Data records:
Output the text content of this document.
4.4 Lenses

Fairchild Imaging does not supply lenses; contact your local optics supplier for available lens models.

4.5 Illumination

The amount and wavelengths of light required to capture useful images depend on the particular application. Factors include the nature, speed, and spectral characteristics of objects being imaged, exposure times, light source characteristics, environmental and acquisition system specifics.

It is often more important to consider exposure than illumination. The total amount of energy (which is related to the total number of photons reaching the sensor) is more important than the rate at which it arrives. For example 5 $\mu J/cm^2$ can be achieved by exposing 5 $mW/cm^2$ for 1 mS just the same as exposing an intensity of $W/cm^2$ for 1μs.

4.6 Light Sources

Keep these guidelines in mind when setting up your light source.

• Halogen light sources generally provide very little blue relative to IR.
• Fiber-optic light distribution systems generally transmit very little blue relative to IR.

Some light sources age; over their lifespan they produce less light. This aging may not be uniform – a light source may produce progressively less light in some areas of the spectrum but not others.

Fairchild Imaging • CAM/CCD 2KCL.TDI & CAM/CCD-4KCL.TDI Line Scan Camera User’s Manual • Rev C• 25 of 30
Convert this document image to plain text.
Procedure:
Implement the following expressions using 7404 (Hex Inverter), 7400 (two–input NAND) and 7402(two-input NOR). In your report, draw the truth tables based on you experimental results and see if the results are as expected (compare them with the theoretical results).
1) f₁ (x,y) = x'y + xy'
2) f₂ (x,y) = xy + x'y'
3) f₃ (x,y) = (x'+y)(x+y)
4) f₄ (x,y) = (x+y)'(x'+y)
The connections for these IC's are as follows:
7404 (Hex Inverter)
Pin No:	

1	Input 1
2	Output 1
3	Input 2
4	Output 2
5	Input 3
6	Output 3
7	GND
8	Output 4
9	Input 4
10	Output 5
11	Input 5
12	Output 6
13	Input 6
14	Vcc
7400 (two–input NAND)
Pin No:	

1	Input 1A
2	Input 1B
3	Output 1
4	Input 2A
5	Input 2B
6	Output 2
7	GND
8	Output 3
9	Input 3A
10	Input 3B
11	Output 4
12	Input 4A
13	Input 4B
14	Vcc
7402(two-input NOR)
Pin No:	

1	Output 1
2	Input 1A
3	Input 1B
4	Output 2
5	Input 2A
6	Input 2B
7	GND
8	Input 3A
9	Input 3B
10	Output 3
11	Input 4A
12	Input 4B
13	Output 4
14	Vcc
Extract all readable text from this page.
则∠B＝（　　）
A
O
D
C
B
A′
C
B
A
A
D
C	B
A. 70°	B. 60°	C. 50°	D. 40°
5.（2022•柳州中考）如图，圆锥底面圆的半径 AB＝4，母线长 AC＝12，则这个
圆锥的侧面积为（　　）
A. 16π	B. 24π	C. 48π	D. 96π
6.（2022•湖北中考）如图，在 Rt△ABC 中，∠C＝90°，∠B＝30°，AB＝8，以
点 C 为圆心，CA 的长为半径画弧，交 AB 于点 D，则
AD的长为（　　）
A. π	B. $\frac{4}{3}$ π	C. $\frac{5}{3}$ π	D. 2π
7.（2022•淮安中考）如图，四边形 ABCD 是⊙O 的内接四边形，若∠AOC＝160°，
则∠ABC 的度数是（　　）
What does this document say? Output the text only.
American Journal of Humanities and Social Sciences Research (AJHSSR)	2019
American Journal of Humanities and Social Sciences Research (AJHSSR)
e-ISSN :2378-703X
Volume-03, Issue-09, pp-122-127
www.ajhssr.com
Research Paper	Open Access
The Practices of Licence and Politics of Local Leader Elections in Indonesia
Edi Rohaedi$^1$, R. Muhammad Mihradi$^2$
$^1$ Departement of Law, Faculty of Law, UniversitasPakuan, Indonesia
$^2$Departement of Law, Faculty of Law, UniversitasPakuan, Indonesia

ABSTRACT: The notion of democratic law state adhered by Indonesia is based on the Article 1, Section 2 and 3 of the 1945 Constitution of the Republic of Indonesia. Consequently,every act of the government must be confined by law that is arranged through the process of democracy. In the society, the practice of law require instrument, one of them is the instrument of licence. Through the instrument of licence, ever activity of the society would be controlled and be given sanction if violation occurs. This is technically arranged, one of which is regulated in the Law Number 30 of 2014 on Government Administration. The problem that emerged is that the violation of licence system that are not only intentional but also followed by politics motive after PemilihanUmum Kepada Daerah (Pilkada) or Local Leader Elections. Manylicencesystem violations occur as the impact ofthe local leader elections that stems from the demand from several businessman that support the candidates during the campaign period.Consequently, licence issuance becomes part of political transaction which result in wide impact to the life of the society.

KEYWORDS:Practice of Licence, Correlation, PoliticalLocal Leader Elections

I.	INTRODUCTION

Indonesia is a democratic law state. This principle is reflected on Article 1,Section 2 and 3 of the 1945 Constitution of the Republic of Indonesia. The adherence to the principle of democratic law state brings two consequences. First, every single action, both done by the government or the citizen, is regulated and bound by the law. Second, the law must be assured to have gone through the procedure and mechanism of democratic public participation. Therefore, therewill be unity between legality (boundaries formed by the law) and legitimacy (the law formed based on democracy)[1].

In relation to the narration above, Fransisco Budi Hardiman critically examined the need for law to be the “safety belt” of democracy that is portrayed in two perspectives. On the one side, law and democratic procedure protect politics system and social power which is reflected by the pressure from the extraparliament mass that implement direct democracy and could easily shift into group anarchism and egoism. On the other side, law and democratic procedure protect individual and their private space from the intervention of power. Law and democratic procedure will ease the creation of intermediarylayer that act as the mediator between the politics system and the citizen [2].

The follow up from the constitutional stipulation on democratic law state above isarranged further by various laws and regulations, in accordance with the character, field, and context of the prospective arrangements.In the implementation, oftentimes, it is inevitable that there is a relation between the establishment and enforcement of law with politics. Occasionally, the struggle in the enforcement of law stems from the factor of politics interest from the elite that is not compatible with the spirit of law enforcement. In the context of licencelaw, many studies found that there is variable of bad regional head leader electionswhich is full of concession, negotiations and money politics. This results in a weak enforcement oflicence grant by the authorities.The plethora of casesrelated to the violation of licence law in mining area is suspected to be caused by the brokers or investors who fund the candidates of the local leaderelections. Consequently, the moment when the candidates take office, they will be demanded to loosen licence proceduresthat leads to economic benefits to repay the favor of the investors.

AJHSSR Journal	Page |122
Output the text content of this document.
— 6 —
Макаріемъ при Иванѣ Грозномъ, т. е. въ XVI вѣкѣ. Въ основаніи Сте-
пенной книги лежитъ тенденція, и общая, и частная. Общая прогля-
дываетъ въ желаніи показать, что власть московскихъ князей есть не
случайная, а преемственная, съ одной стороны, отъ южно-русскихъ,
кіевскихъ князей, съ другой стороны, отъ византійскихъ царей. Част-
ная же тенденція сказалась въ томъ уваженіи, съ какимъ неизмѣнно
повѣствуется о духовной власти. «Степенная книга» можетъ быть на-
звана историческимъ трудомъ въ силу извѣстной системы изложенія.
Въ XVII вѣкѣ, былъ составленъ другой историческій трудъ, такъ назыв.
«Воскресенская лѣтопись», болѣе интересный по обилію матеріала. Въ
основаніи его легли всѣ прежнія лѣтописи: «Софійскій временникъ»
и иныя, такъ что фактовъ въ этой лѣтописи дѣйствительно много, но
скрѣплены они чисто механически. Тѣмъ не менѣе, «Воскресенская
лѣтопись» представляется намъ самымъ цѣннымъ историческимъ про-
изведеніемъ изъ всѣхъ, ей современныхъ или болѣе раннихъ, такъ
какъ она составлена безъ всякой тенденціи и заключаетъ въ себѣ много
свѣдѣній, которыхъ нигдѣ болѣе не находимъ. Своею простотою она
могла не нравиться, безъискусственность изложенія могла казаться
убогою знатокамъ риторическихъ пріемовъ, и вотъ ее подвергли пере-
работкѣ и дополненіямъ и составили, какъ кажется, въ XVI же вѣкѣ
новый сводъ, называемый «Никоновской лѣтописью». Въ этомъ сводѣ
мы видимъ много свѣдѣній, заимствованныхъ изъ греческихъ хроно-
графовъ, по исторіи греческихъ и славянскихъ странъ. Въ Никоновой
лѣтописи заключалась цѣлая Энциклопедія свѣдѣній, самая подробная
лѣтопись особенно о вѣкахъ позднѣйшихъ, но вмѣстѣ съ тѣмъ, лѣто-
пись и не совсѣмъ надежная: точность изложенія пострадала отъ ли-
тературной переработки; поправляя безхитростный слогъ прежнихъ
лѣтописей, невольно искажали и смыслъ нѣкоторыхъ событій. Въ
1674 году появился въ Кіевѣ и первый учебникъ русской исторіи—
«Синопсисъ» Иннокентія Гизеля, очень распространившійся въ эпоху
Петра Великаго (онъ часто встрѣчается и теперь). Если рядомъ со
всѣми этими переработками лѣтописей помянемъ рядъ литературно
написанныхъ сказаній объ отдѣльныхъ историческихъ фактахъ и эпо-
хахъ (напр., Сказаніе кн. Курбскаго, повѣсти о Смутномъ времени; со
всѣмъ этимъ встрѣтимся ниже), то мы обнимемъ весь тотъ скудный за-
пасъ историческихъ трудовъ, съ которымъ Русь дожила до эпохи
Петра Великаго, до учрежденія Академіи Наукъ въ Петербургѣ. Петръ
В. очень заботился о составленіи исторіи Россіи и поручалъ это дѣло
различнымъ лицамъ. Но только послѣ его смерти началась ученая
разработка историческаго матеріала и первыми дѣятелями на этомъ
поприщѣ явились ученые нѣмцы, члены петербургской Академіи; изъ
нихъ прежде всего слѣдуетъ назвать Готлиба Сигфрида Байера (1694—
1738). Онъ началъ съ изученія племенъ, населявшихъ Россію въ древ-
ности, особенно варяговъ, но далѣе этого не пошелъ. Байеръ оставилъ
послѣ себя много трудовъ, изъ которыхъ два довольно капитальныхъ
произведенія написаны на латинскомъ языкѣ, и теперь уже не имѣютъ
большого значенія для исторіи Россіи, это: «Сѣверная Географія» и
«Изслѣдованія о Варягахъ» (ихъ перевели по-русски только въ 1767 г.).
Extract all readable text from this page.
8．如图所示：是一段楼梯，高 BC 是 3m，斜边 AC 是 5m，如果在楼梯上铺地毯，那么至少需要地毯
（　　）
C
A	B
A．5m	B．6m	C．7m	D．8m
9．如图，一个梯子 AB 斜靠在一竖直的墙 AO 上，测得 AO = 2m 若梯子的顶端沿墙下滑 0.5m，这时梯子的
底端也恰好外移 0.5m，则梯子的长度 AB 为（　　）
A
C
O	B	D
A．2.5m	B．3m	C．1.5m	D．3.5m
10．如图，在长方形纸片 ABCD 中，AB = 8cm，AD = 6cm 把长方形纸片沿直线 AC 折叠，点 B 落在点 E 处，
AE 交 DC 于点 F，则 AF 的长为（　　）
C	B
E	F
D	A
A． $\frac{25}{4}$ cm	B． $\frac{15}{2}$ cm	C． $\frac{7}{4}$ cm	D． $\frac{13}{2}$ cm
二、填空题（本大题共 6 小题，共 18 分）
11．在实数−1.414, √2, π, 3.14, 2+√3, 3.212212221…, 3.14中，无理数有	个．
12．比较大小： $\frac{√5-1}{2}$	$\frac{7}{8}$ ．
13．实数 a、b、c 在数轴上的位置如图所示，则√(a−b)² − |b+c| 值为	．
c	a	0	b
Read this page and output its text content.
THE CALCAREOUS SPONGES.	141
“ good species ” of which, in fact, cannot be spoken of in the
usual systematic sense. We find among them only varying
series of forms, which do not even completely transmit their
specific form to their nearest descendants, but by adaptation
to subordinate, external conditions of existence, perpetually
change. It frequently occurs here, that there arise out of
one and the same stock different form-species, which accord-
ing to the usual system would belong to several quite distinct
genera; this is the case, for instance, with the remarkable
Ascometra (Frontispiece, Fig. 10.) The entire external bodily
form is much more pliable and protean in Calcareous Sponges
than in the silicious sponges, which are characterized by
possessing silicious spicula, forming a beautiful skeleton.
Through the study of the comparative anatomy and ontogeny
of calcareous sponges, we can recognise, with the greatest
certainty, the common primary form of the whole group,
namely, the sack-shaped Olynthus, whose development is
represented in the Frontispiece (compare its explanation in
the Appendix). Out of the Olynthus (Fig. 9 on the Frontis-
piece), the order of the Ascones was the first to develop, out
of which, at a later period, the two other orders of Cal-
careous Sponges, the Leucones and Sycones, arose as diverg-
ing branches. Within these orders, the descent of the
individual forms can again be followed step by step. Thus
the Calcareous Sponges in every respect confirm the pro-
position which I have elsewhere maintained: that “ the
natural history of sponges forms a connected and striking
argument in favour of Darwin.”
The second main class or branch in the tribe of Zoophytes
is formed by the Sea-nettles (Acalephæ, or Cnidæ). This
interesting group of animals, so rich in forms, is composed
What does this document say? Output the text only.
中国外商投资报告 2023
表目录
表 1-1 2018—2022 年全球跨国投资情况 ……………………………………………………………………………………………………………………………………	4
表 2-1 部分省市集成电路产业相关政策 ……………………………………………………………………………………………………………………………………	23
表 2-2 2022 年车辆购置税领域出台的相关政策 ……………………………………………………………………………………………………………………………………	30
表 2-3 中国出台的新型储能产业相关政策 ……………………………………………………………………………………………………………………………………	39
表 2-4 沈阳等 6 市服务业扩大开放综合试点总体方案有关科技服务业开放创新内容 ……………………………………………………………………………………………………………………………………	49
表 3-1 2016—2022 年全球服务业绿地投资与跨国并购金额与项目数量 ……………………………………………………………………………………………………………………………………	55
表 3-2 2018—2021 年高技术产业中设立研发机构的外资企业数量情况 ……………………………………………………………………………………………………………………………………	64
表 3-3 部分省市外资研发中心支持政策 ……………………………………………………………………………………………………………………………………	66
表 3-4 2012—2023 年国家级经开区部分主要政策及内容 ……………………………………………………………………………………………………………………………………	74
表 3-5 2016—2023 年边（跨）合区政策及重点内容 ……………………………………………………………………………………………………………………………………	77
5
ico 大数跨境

**Given task:** Tell how many lines in the material contain the word "греческихъ". Only the number is wanted.

**Finished exercise:** 2